§ SET EXERCISE
Write every line out verbatim and omit the pictures.

§ MATERIAL PROVIDED
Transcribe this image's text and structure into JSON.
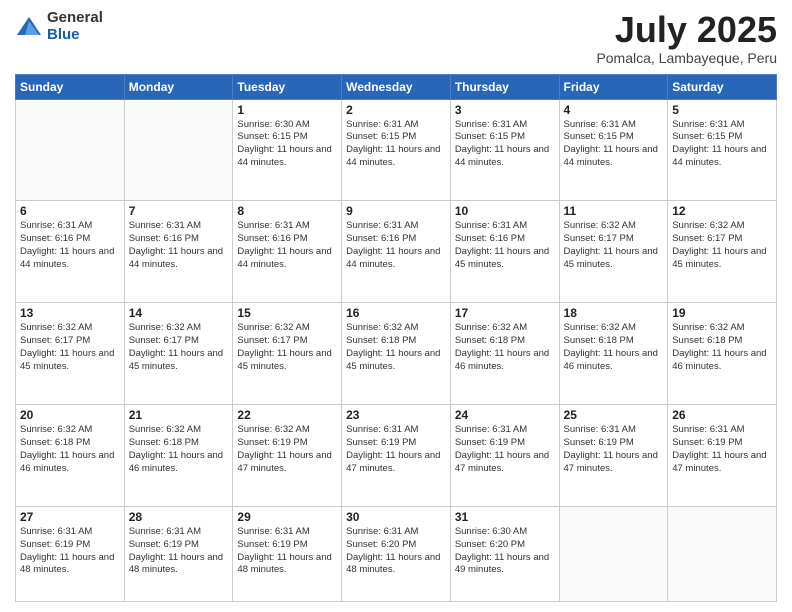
{
  "header": {
    "logo_general": "General",
    "logo_blue": "Blue",
    "month_title": "July 2025",
    "subtitle": "Pomalca, Lambayeque, Peru"
  },
  "days_of_week": [
    "Sunday",
    "Monday",
    "Tuesday",
    "Wednesday",
    "Thursday",
    "Friday",
    "Saturday"
  ],
  "weeks": [
    [
      {
        "day": "",
        "info": ""
      },
      {
        "day": "",
        "info": ""
      },
      {
        "day": "1",
        "info": "Sunrise: 6:30 AM\nSunset: 6:15 PM\nDaylight: 11 hours and 44 minutes."
      },
      {
        "day": "2",
        "info": "Sunrise: 6:31 AM\nSunset: 6:15 PM\nDaylight: 11 hours and 44 minutes."
      },
      {
        "day": "3",
        "info": "Sunrise: 6:31 AM\nSunset: 6:15 PM\nDaylight: 11 hours and 44 minutes."
      },
      {
        "day": "4",
        "info": "Sunrise: 6:31 AM\nSunset: 6:15 PM\nDaylight: 11 hours and 44 minutes."
      },
      {
        "day": "5",
        "info": "Sunrise: 6:31 AM\nSunset: 6:15 PM\nDaylight: 11 hours and 44 minutes."
      }
    ],
    [
      {
        "day": "6",
        "info": "Sunrise: 6:31 AM\nSunset: 6:16 PM\nDaylight: 11 hours and 44 minutes."
      },
      {
        "day": "7",
        "info": "Sunrise: 6:31 AM\nSunset: 6:16 PM\nDaylight: 11 hours and 44 minutes."
      },
      {
        "day": "8",
        "info": "Sunrise: 6:31 AM\nSunset: 6:16 PM\nDaylight: 11 hours and 44 minutes."
      },
      {
        "day": "9",
        "info": "Sunrise: 6:31 AM\nSunset: 6:16 PM\nDaylight: 11 hours and 44 minutes."
      },
      {
        "day": "10",
        "info": "Sunrise: 6:31 AM\nSunset: 6:16 PM\nDaylight: 11 hours and 45 minutes."
      },
      {
        "day": "11",
        "info": "Sunrise: 6:32 AM\nSunset: 6:17 PM\nDaylight: 11 hours and 45 minutes."
      },
      {
        "day": "12",
        "info": "Sunrise: 6:32 AM\nSunset: 6:17 PM\nDaylight: 11 hours and 45 minutes."
      }
    ],
    [
      {
        "day": "13",
        "info": "Sunrise: 6:32 AM\nSunset: 6:17 PM\nDaylight: 11 hours and 45 minutes."
      },
      {
        "day": "14",
        "info": "Sunrise: 6:32 AM\nSunset: 6:17 PM\nDaylight: 11 hours and 45 minutes."
      },
      {
        "day": "15",
        "info": "Sunrise: 6:32 AM\nSunset: 6:17 PM\nDaylight: 11 hours and 45 minutes."
      },
      {
        "day": "16",
        "info": "Sunrise: 6:32 AM\nSunset: 6:18 PM\nDaylight: 11 hours and 45 minutes."
      },
      {
        "day": "17",
        "info": "Sunrise: 6:32 AM\nSunset: 6:18 PM\nDaylight: 11 hours and 46 minutes."
      },
      {
        "day": "18",
        "info": "Sunrise: 6:32 AM\nSunset: 6:18 PM\nDaylight: 11 hours and 46 minutes."
      },
      {
        "day": "19",
        "info": "Sunrise: 6:32 AM\nSunset: 6:18 PM\nDaylight: 11 hours and 46 minutes."
      }
    ],
    [
      {
        "day": "20",
        "info": "Sunrise: 6:32 AM\nSunset: 6:18 PM\nDaylight: 11 hours and 46 minutes."
      },
      {
        "day": "21",
        "info": "Sunrise: 6:32 AM\nSunset: 6:18 PM\nDaylight: 11 hours and 46 minutes."
      },
      {
        "day": "22",
        "info": "Sunrise: 6:32 AM\nSunset: 6:19 PM\nDaylight: 11 hours and 47 minutes."
      },
      {
        "day": "23",
        "info": "Sunrise: 6:31 AM\nSunset: 6:19 PM\nDaylight: 11 hours and 47 minutes."
      },
      {
        "day": "24",
        "info": "Sunrise: 6:31 AM\nSunset: 6:19 PM\nDaylight: 11 hours and 47 minutes."
      },
      {
        "day": "25",
        "info": "Sunrise: 6:31 AM\nSunset: 6:19 PM\nDaylight: 11 hours and 47 minutes."
      },
      {
        "day": "26",
        "info": "Sunrise: 6:31 AM\nSunset: 6:19 PM\nDaylight: 11 hours and 47 minutes."
      }
    ],
    [
      {
        "day": "27",
        "info": "Sunrise: 6:31 AM\nSunset: 6:19 PM\nDaylight: 11 hours and 48 minutes."
      },
      {
        "day": "28",
        "info": "Sunrise: 6:31 AM\nSunset: 6:19 PM\nDaylight: 11 hours and 48 minutes."
      },
      {
        "day": "29",
        "info": "Sunrise: 6:31 AM\nSunset: 6:19 PM\nDaylight: 11 hours and 48 minutes."
      },
      {
        "day": "30",
        "info": "Sunrise: 6:31 AM\nSunset: 6:20 PM\nDaylight: 11 hours and 48 minutes."
      },
      {
        "day": "31",
        "info": "Sunrise: 6:30 AM\nSunset: 6:20 PM\nDaylight: 11 hours and 49 minutes."
      },
      {
        "day": "",
        "info": ""
      },
      {
        "day": "",
        "info": ""
      }
    ]
  ]
}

§ RESULT FOR THIS EXERCISE
Transcribe this image's text and structure into JSON.
{
  "header": {
    "logo_general": "General",
    "logo_blue": "Blue",
    "month_title": "July 2025",
    "subtitle": "Pomalca, Lambayeque, Peru"
  },
  "days_of_week": [
    "Sunday",
    "Monday",
    "Tuesday",
    "Wednesday",
    "Thursday",
    "Friday",
    "Saturday"
  ],
  "weeks": [
    [
      {
        "day": "",
        "info": ""
      },
      {
        "day": "",
        "info": ""
      },
      {
        "day": "1",
        "info": "Sunrise: 6:30 AM\nSunset: 6:15 PM\nDaylight: 11 hours and 44 minutes."
      },
      {
        "day": "2",
        "info": "Sunrise: 6:31 AM\nSunset: 6:15 PM\nDaylight: 11 hours and 44 minutes."
      },
      {
        "day": "3",
        "info": "Sunrise: 6:31 AM\nSunset: 6:15 PM\nDaylight: 11 hours and 44 minutes."
      },
      {
        "day": "4",
        "info": "Sunrise: 6:31 AM\nSunset: 6:15 PM\nDaylight: 11 hours and 44 minutes."
      },
      {
        "day": "5",
        "info": "Sunrise: 6:31 AM\nSunset: 6:15 PM\nDaylight: 11 hours and 44 minutes."
      }
    ],
    [
      {
        "day": "6",
        "info": "Sunrise: 6:31 AM\nSunset: 6:16 PM\nDaylight: 11 hours and 44 minutes."
      },
      {
        "day": "7",
        "info": "Sunrise: 6:31 AM\nSunset: 6:16 PM\nDaylight: 11 hours and 44 minutes."
      },
      {
        "day": "8",
        "info": "Sunrise: 6:31 AM\nSunset: 6:16 PM\nDaylight: 11 hours and 44 minutes."
      },
      {
        "day": "9",
        "info": "Sunrise: 6:31 AM\nSunset: 6:16 PM\nDaylight: 11 hours and 44 minutes."
      },
      {
        "day": "10",
        "info": "Sunrise: 6:31 AM\nSunset: 6:16 PM\nDaylight: 11 hours and 45 minutes."
      },
      {
        "day": "11",
        "info": "Sunrise: 6:32 AM\nSunset: 6:17 PM\nDaylight: 11 hours and 45 minutes."
      },
      {
        "day": "12",
        "info": "Sunrise: 6:32 AM\nSunset: 6:17 PM\nDaylight: 11 hours and 45 minutes."
      }
    ],
    [
      {
        "day": "13",
        "info": "Sunrise: 6:32 AM\nSunset: 6:17 PM\nDaylight: 11 hours and 45 minutes."
      },
      {
        "day": "14",
        "info": "Sunrise: 6:32 AM\nSunset: 6:17 PM\nDaylight: 11 hours and 45 minutes."
      },
      {
        "day": "15",
        "info": "Sunrise: 6:32 AM\nSunset: 6:17 PM\nDaylight: 11 hours and 45 minutes."
      },
      {
        "day": "16",
        "info": "Sunrise: 6:32 AM\nSunset: 6:18 PM\nDaylight: 11 hours and 45 minutes."
      },
      {
        "day": "17",
        "info": "Sunrise: 6:32 AM\nSunset: 6:18 PM\nDaylight: 11 hours and 46 minutes."
      },
      {
        "day": "18",
        "info": "Sunrise: 6:32 AM\nSunset: 6:18 PM\nDaylight: 11 hours and 46 minutes."
      },
      {
        "day": "19",
        "info": "Sunrise: 6:32 AM\nSunset: 6:18 PM\nDaylight: 11 hours and 46 minutes."
      }
    ],
    [
      {
        "day": "20",
        "info": "Sunrise: 6:32 AM\nSunset: 6:18 PM\nDaylight: 11 hours and 46 minutes."
      },
      {
        "day": "21",
        "info": "Sunrise: 6:32 AM\nSunset: 6:18 PM\nDaylight: 11 hours and 46 minutes."
      },
      {
        "day": "22",
        "info": "Sunrise: 6:32 AM\nSunset: 6:19 PM\nDaylight: 11 hours and 47 minutes."
      },
      {
        "day": "23",
        "info": "Sunrise: 6:31 AM\nSunset: 6:19 PM\nDaylight: 11 hours and 47 minutes."
      },
      {
        "day": "24",
        "info": "Sunrise: 6:31 AM\nSunset: 6:19 PM\nDaylight: 11 hours and 47 minutes."
      },
      {
        "day": "25",
        "info": "Sunrise: 6:31 AM\nSunset: 6:19 PM\nDaylight: 11 hours and 47 minutes."
      },
      {
        "day": "26",
        "info": "Sunrise: 6:31 AM\nSunset: 6:19 PM\nDaylight: 11 hours and 47 minutes."
      }
    ],
    [
      {
        "day": "27",
        "info": "Sunrise: 6:31 AM\nSunset: 6:19 PM\nDaylight: 11 hours and 48 minutes."
      },
      {
        "day": "28",
        "info": "Sunrise: 6:31 AM\nSunset: 6:19 PM\nDaylight: 11 hours and 48 minutes."
      },
      {
        "day": "29",
        "info": "Sunrise: 6:31 AM\nSunset: 6:19 PM\nDaylight: 11 hours and 48 minutes."
      },
      {
        "day": "30",
        "info": "Sunrise: 6:31 AM\nSunset: 6:20 PM\nDaylight: 11 hours and 48 minutes."
      },
      {
        "day": "31",
        "info": "Sunrise: 6:30 AM\nSunset: 6:20 PM\nDaylight: 11 hours and 49 minutes."
      },
      {
        "day": "",
        "info": ""
      },
      {
        "day": "",
        "info": ""
      }
    ]
  ]
}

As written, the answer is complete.